§ **Exercise**: Give the count of lines in the data that include the string "地下室顶板过车加固钢管支模排架计算书", with no added remarks.

Entries from a dataset
_ _ _ _ _
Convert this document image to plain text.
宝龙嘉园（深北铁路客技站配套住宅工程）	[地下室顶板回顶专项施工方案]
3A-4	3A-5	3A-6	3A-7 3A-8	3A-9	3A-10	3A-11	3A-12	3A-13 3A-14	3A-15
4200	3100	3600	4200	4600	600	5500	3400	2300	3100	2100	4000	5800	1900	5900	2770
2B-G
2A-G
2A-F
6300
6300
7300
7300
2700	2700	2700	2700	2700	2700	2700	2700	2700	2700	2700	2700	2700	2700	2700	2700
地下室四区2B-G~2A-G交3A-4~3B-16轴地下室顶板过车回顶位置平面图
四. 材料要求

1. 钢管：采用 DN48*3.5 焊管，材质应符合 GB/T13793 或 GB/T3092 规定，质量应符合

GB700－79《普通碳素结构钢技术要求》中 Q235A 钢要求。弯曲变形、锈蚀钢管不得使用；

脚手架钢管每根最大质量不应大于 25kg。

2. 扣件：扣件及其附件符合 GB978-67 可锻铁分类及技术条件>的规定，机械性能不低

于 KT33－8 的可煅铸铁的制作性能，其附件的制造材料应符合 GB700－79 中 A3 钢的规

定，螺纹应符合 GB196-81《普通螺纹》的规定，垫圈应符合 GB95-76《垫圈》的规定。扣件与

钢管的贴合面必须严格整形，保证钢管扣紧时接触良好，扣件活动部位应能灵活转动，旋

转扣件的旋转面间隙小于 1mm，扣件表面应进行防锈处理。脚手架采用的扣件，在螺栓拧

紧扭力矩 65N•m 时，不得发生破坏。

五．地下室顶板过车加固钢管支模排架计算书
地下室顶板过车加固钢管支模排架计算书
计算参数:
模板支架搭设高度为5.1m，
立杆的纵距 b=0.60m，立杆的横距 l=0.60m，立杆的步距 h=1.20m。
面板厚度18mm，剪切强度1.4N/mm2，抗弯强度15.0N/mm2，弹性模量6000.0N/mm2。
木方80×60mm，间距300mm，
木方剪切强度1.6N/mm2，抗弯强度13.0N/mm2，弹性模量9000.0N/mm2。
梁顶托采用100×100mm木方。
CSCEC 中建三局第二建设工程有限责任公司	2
_ _ _ _ _
§ **Reply to the exercise**: 2